TO DO: Your copy of the material must match it exactly, except that pictures are dropped.

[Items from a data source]
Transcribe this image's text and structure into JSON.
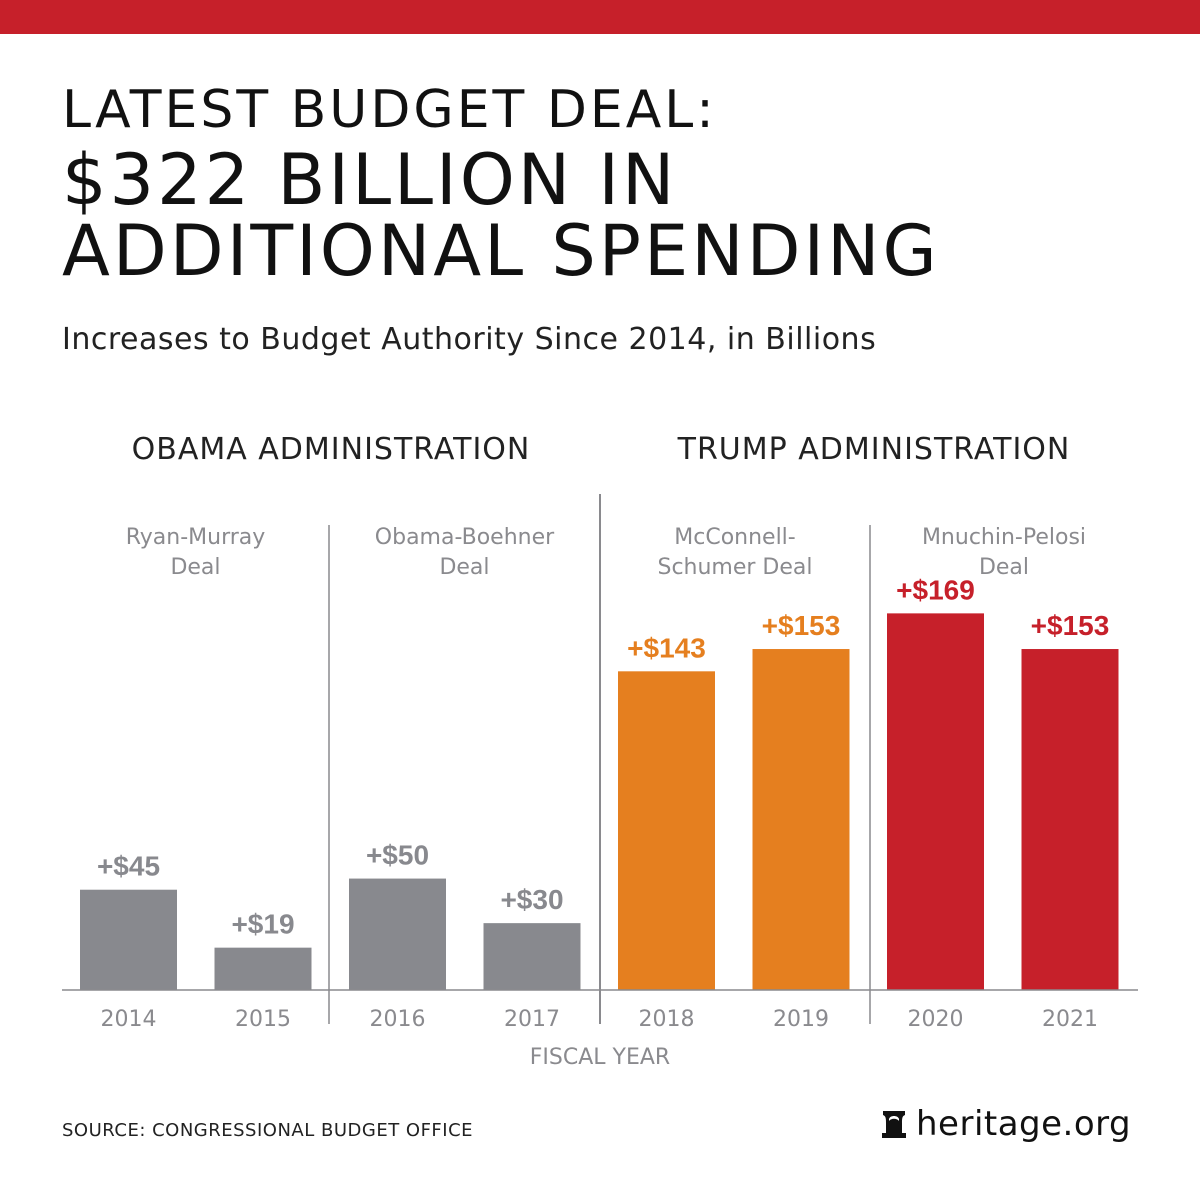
{
  "colors": {
    "brand_red": "#c6202a",
    "obama_gray": "#88898e",
    "trump_orange": "#e57f1f",
    "trump_red": "#c6202a",
    "axis": "#8a8a8e",
    "text_dark": "#111111"
  },
  "header": {
    "title_line1": "LATEST BUDGET DEAL:",
    "title_line2": "$322 BILLION IN",
    "title_line3": "ADDITIONAL SPENDING",
    "subtitle": "Increases to Budget Authority Since 2014, in Billions"
  },
  "administrations": [
    {
      "label": "OBAMA ADMINISTRATION"
    },
    {
      "label": "TRUMP ADMINISTRATION"
    }
  ],
  "deals": [
    {
      "label": "Ryan-Murray\nDeal"
    },
    {
      "label": "Obama-Boehner\nDeal"
    },
    {
      "label": "McConnell-\nSchumer Deal"
    },
    {
      "label": "Mnuchin-Pelosi\nDeal"
    }
  ],
  "chart_data": {
    "type": "bar",
    "title": "Increases to Budget Authority Since 2014, in Billions",
    "xlabel": "FISCAL YEAR",
    "ylabel": "",
    "categories": [
      "2014",
      "2015",
      "2016",
      "2017",
      "2018",
      "2019",
      "2020",
      "2021"
    ],
    "values": [
      45,
      19,
      50,
      30,
      143,
      153,
      169,
      153
    ],
    "value_labels": [
      "+$45",
      "+$19",
      "+$50",
      "+$30",
      "+$143",
      "+$153",
      "+$169",
      "+$153"
    ],
    "groups": [
      "Ryan-Murray Deal",
      "Ryan-Murray Deal",
      "Obama-Boehner Deal",
      "Obama-Boehner Deal",
      "McConnell-Schumer Deal",
      "McConnell-Schumer Deal",
      "Mnuchin-Pelosi Deal",
      "Mnuchin-Pelosi Deal"
    ],
    "bar_colors": [
      "#88898e",
      "#88898e",
      "#88898e",
      "#88898e",
      "#e57f1f",
      "#e57f1f",
      "#c6202a",
      "#c6202a"
    ],
    "ylim": [
      0,
      175
    ],
    "grid": false,
    "legend": "none"
  },
  "footer": {
    "source": "SOURCE: CONGRESSIONAL BUDGET OFFICE",
    "logo_text": "heritage.org",
    "logo_icon": "liberty-bell-icon"
  }
}
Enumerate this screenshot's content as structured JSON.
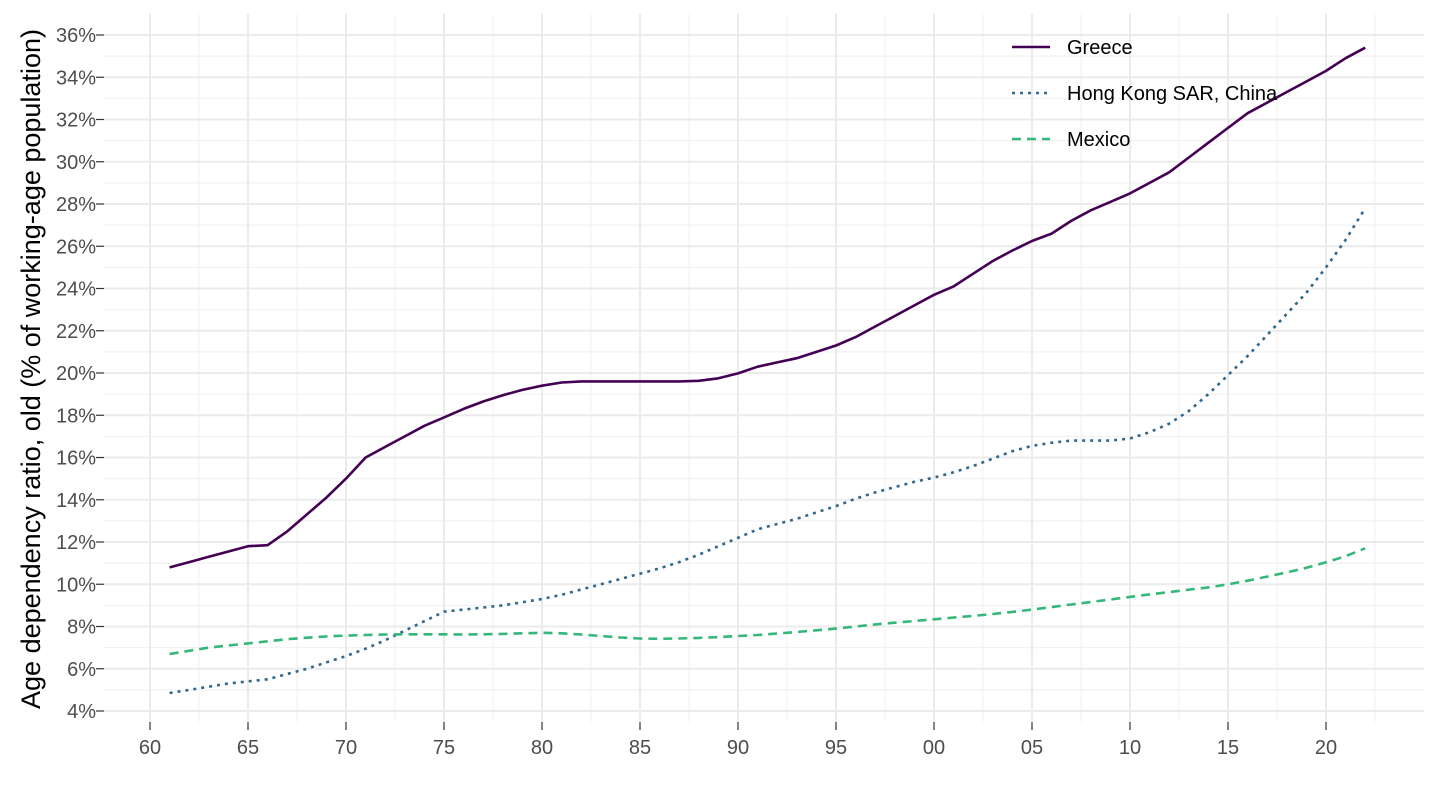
{
  "chart_data": {
    "type": "line",
    "title": "",
    "xlabel": "",
    "ylabel": "Age dependency ratio, old (% of working-age population)",
    "xlim": [
      1960,
      2023
    ],
    "ylim": [
      4,
      36
    ],
    "x_ticks": [
      {
        "value": 1960,
        "label": "60"
      },
      {
        "value": 1965,
        "label": "65"
      },
      {
        "value": 1970,
        "label": "70"
      },
      {
        "value": 1975,
        "label": "75"
      },
      {
        "value": 1980,
        "label": "80"
      },
      {
        "value": 1985,
        "label": "85"
      },
      {
        "value": 1990,
        "label": "90"
      },
      {
        "value": 1995,
        "label": "95"
      },
      {
        "value": 2000,
        "label": "00"
      },
      {
        "value": 2005,
        "label": "05"
      },
      {
        "value": 2010,
        "label": "10"
      },
      {
        "value": 2015,
        "label": "15"
      },
      {
        "value": 2020,
        "label": "20"
      }
    ],
    "y_ticks": [
      {
        "value": 4,
        "label": "4%"
      },
      {
        "value": 6,
        "label": "6%"
      },
      {
        "value": 8,
        "label": "8%"
      },
      {
        "value": 10,
        "label": "10%"
      },
      {
        "value": 12,
        "label": "12%"
      },
      {
        "value": 14,
        "label": "14%"
      },
      {
        "value": 16,
        "label": "16%"
      },
      {
        "value": 18,
        "label": "18%"
      },
      {
        "value": 20,
        "label": "20%"
      },
      {
        "value": 22,
        "label": "22%"
      },
      {
        "value": 24,
        "label": "24%"
      },
      {
        "value": 26,
        "label": "26%"
      },
      {
        "value": 28,
        "label": "28%"
      },
      {
        "value": 30,
        "label": "30%"
      },
      {
        "value": 32,
        "label": "32%"
      },
      {
        "value": 34,
        "label": "34%"
      },
      {
        "value": 36,
        "label": "36%"
      }
    ],
    "grid": true,
    "legend_position": "top-right",
    "x": [
      1961,
      1962,
      1963,
      1964,
      1965,
      1966,
      1967,
      1968,
      1969,
      1970,
      1971,
      1972,
      1973,
      1974,
      1975,
      1976,
      1977,
      1978,
      1979,
      1980,
      1981,
      1982,
      1983,
      1984,
      1985,
      1986,
      1987,
      1988,
      1989,
      1990,
      1991,
      1992,
      1993,
      1994,
      1995,
      1996,
      1997,
      1998,
      1999,
      2000,
      2001,
      2002,
      2003,
      2004,
      2005,
      2006,
      2007,
      2008,
      2009,
      2010,
      2011,
      2012,
      2013,
      2014,
      2015,
      2016,
      2017,
      2018,
      2019,
      2020,
      2021,
      2022
    ],
    "series": [
      {
        "name": "Greece",
        "color": "#440154",
        "dash": "solid",
        "values": [
          10.8,
          11.05,
          11.3,
          11.55,
          11.8,
          11.85,
          12.5,
          13.3,
          14.1,
          15.0,
          16.0,
          16.5,
          17.0,
          17.5,
          17.9,
          18.3,
          18.65,
          18.95,
          19.2,
          19.4,
          19.55,
          19.6,
          19.6,
          19.6,
          19.6,
          19.6,
          19.6,
          19.63,
          19.75,
          19.98,
          20.3,
          20.5,
          20.7,
          21.0,
          21.3,
          21.7,
          22.2,
          22.7,
          23.2,
          23.7,
          24.1,
          24.7,
          25.3,
          25.8,
          26.25,
          26.6,
          27.2,
          27.7,
          28.1,
          28.5,
          29.0,
          29.5,
          30.2,
          30.9,
          31.6,
          32.3,
          32.8,
          33.3,
          33.8,
          34.3,
          34.9,
          35.4
        ]
      },
      {
        "name": "Hong Kong SAR, China",
        "color": "#31688E",
        "dash": "dotted",
        "values": [
          4.85,
          5.0,
          5.15,
          5.3,
          5.4,
          5.5,
          5.75,
          6.0,
          6.3,
          6.6,
          6.95,
          7.35,
          7.8,
          8.25,
          8.7,
          8.8,
          8.9,
          9.0,
          9.15,
          9.3,
          9.5,
          9.75,
          10.0,
          10.25,
          10.5,
          10.75,
          11.05,
          11.4,
          11.8,
          12.2,
          12.6,
          12.85,
          13.1,
          13.4,
          13.7,
          14.05,
          14.35,
          14.6,
          14.85,
          15.05,
          15.3,
          15.6,
          15.95,
          16.3,
          16.55,
          16.7,
          16.8,
          16.8,
          16.8,
          16.9,
          17.2,
          17.6,
          18.2,
          19.0,
          19.9,
          20.8,
          21.8,
          22.8,
          23.8,
          25.0,
          26.3,
          27.8
        ]
      },
      {
        "name": "Mexico",
        "color": "#35B779",
        "dash": "dashed",
        "values": [
          6.7,
          6.85,
          7.0,
          7.1,
          7.2,
          7.3,
          7.4,
          7.47,
          7.53,
          7.57,
          7.6,
          7.62,
          7.63,
          7.63,
          7.63,
          7.62,
          7.63,
          7.65,
          7.68,
          7.7,
          7.68,
          7.62,
          7.55,
          7.48,
          7.43,
          7.42,
          7.43,
          7.46,
          7.5,
          7.55,
          7.6,
          7.67,
          7.74,
          7.82,
          7.9,
          8.0,
          8.1,
          8.18,
          8.26,
          8.34,
          8.42,
          8.5,
          8.59,
          8.69,
          8.8,
          8.92,
          9.04,
          9.16,
          9.28,
          9.4,
          9.52,
          9.63,
          9.74,
          9.85,
          10.0,
          10.17,
          10.36,
          10.56,
          10.78,
          11.04,
          11.33,
          11.7
        ]
      }
    ]
  }
}
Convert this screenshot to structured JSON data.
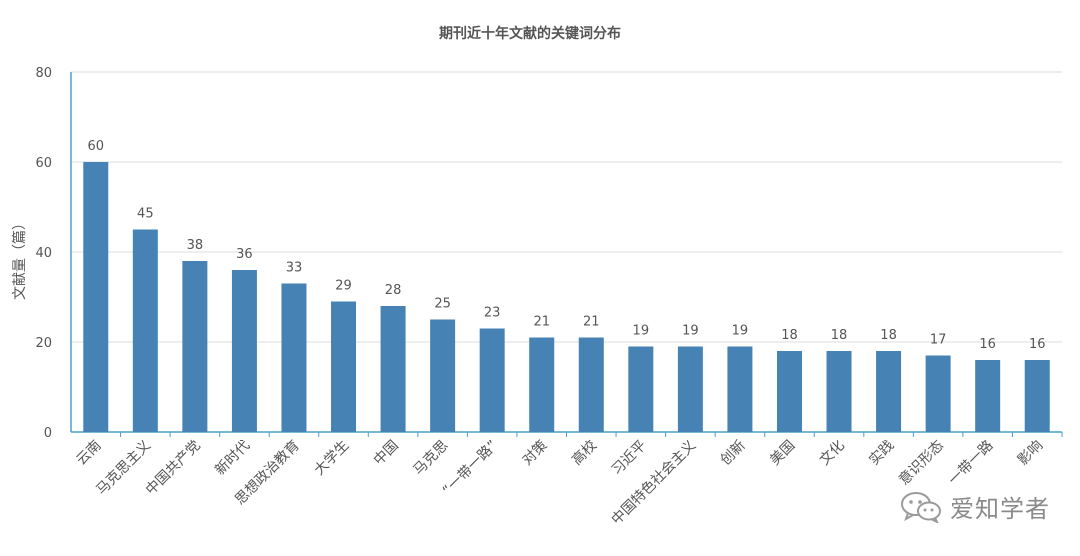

COMPLETED EXERCISE:
Transcribe this image's text and structure into JSON.
{
  "colors": {
    "brand_red": "#c6202a",
    "obama_gray": "#88898e",
    "trump_orange": "#e57f1f",
    "trump_red": "#c6202a",
    "axis": "#8a8a8e",
    "text_dark": "#111111"
  },
  "header": {
    "title_line1": "LATEST BUDGET DEAL:",
    "title_line2": "$322 BILLION IN",
    "title_line3": "ADDITIONAL SPENDING",
    "subtitle": "Increases to Budget Authority Since 2014, in Billions"
  },
  "administrations": [
    {
      "label": "OBAMA ADMINISTRATION"
    },
    {
      "label": "TRUMP ADMINISTRATION"
    }
  ],
  "deals": [
    {
      "label": "Ryan-Murray\nDeal"
    },
    {
      "label": "Obama-Boehner\nDeal"
    },
    {
      "label": "McConnell-\nSchumer Deal"
    },
    {
      "label": "Mnuchin-Pelosi\nDeal"
    }
  ],
  "chart_data": {
    "type": "bar",
    "title": "Increases to Budget Authority Since 2014, in Billions",
    "xlabel": "FISCAL YEAR",
    "ylabel": "",
    "categories": [
      "2014",
      "2015",
      "2016",
      "2017",
      "2018",
      "2019",
      "2020",
      "2021"
    ],
    "values": [
      45,
      19,
      50,
      30,
      143,
      153,
      169,
      153
    ],
    "value_labels": [
      "+$45",
      "+$19",
      "+$50",
      "+$30",
      "+$143",
      "+$153",
      "+$169",
      "+$153"
    ],
    "groups": [
      "Ryan-Murray Deal",
      "Ryan-Murray Deal",
      "Obama-Boehner Deal",
      "Obama-Boehner Deal",
      "McConnell-Schumer Deal",
      "McConnell-Schumer Deal",
      "Mnuchin-Pelosi Deal",
      "Mnuchin-Pelosi Deal"
    ],
    "bar_colors": [
      "#88898e",
      "#88898e",
      "#88898e",
      "#88898e",
      "#e57f1f",
      "#e57f1f",
      "#c6202a",
      "#c6202a"
    ],
    "ylim": [
      0,
      175
    ],
    "grid": false,
    "legend": "none"
  },
  "footer": {
    "source": "SOURCE: CONGRESSIONAL BUDGET OFFICE",
    "logo_text": "heritage.org",
    "logo_icon": "liberty-bell-icon"
  }
}
Enumerate this screenshot's content as structured JSON.
{
  "chart_data": {
    "type": "line",
    "title": "",
    "xlabel": "",
    "ylabel": "Age dependency ratio, old (% of working-age population)",
    "xlim": [
      1960,
      2023
    ],
    "ylim": [
      4,
      36
    ],
    "x_ticks": [
      {
        "value": 1960,
        "label": "60"
      },
      {
        "value": 1965,
        "label": "65"
      },
      {
        "value": 1970,
        "label": "70"
      },
      {
        "value": 1975,
        "label": "75"
      },
      {
        "value": 1980,
        "label": "80"
      },
      {
        "value": 1985,
        "label": "85"
      },
      {
        "value": 1990,
        "label": "90"
      },
      {
        "value": 1995,
        "label": "95"
      },
      {
        "value": 2000,
        "label": "00"
      },
      {
        "value": 2005,
        "label": "05"
      },
      {
        "value": 2010,
        "label": "10"
      },
      {
        "value": 2015,
        "label": "15"
      },
      {
        "value": 2020,
        "label": "20"
      }
    ],
    "y_ticks": [
      {
        "value": 4,
        "label": "4%"
      },
      {
        "value": 6,
        "label": "6%"
      },
      {
        "value": 8,
        "label": "8%"
      },
      {
        "value": 10,
        "label": "10%"
      },
      {
        "value": 12,
        "label": "12%"
      },
      {
        "value": 14,
        "label": "14%"
      },
      {
        "value": 16,
        "label": "16%"
      },
      {
        "value": 18,
        "label": "18%"
      },
      {
        "value": 20,
        "label": "20%"
      },
      {
        "value": 22,
        "label": "22%"
      },
      {
        "value": 24,
        "label": "24%"
      },
      {
        "value": 26,
        "label": "26%"
      },
      {
        "value": 28,
        "label": "28%"
      },
      {
        "value": 30,
        "label": "30%"
      },
      {
        "value": 32,
        "label": "32%"
      },
      {
        "value": 34,
        "label": "34%"
      },
      {
        "value": 36,
        "label": "36%"
      }
    ],
    "grid": true,
    "legend_position": "top-right",
    "x": [
      1961,
      1962,
      1963,
      1964,
      1965,
      1966,
      1967,
      1968,
      1969,
      1970,
      1971,
      1972,
      1973,
      1974,
      1975,
      1976,
      1977,
      1978,
      1979,
      1980,
      1981,
      1982,
      1983,
      1984,
      1985,
      1986,
      1987,
      1988,
      1989,
      1990,
      1991,
      1992,
      1993,
      1994,
      1995,
      1996,
      1997,
      1998,
      1999,
      2000,
      2001,
      2002,
      2003,
      2004,
      2005,
      2006,
      2007,
      2008,
      2009,
      2010,
      2011,
      2012,
      2013,
      2014,
      2015,
      2016,
      2017,
      2018,
      2019,
      2020,
      2021,
      2022
    ],
    "series": [
      {
        "name": "Greece",
        "color": "#440154",
        "dash": "solid",
        "values": [
          10.8,
          11.05,
          11.3,
          11.55,
          11.8,
          11.85,
          12.5,
          13.3,
          14.1,
          15.0,
          16.0,
          16.5,
          17.0,
          17.5,
          17.9,
          18.3,
          18.65,
          18.95,
          19.2,
          19.4,
          19.55,
          19.6,
          19.6,
          19.6,
          19.6,
          19.6,
          19.6,
          19.63,
          19.75,
          19.98,
          20.3,
          20.5,
          20.7,
          21.0,
          21.3,
          21.7,
          22.2,
          22.7,
          23.2,
          23.7,
          24.1,
          24.7,
          25.3,
          25.8,
          26.25,
          26.6,
          27.2,
          27.7,
          28.1,
          28.5,
          29.0,
          29.5,
          30.2,
          30.9,
          31.6,
          32.3,
          32.8,
          33.3,
          33.8,
          34.3,
          34.9,
          35.4
        ]
      },
      {
        "name": "Hong Kong SAR, China",
        "color": "#31688E",
        "dash": "dotted",
        "values": [
          4.85,
          5.0,
          5.15,
          5.3,
          5.4,
          5.5,
          5.75,
          6.0,
          6.3,
          6.6,
          6.95,
          7.35,
          7.8,
          8.25,
          8.7,
          8.8,
          8.9,
          9.0,
          9.15,
          9.3,
          9.5,
          9.75,
          10.0,
          10.25,
          10.5,
          10.75,
          11.05,
          11.4,
          11.8,
          12.2,
          12.6,
          12.85,
          13.1,
          13.4,
          13.7,
          14.05,
          14.35,
          14.6,
          14.85,
          15.05,
          15.3,
          15.6,
          15.95,
          16.3,
          16.55,
          16.7,
          16.8,
          16.8,
          16.8,
          16.9,
          17.2,
          17.6,
          18.2,
          19.0,
          19.9,
          20.8,
          21.8,
          22.8,
          23.8,
          25.0,
          26.3,
          27.8
        ]
      },
      {
        "name": "Mexico",
        "color": "#35B779",
        "dash": "dashed",
        "values": [
          6.7,
          6.85,
          7.0,
          7.1,
          7.2,
          7.3,
          7.4,
          7.47,
          7.53,
          7.57,
          7.6,
          7.62,
          7.63,
          7.63,
          7.63,
          7.62,
          7.63,
          7.65,
          7.68,
          7.7,
          7.68,
          7.62,
          7.55,
          7.48,
          7.43,
          7.42,
          7.43,
          7.46,
          7.5,
          7.55,
          7.6,
          7.67,
          7.74,
          7.82,
          7.9,
          8.0,
          8.1,
          8.18,
          8.26,
          8.34,
          8.42,
          8.5,
          8.59,
          8.69,
          8.8,
          8.92,
          9.04,
          9.16,
          9.28,
          9.4,
          9.52,
          9.63,
          9.74,
          9.85,
          10.0,
          10.17,
          10.36,
          10.56,
          10.78,
          11.04,
          11.33,
          11.7
        ]
      }
    ]
  }
}
Convert this screenshot to structured JSON data.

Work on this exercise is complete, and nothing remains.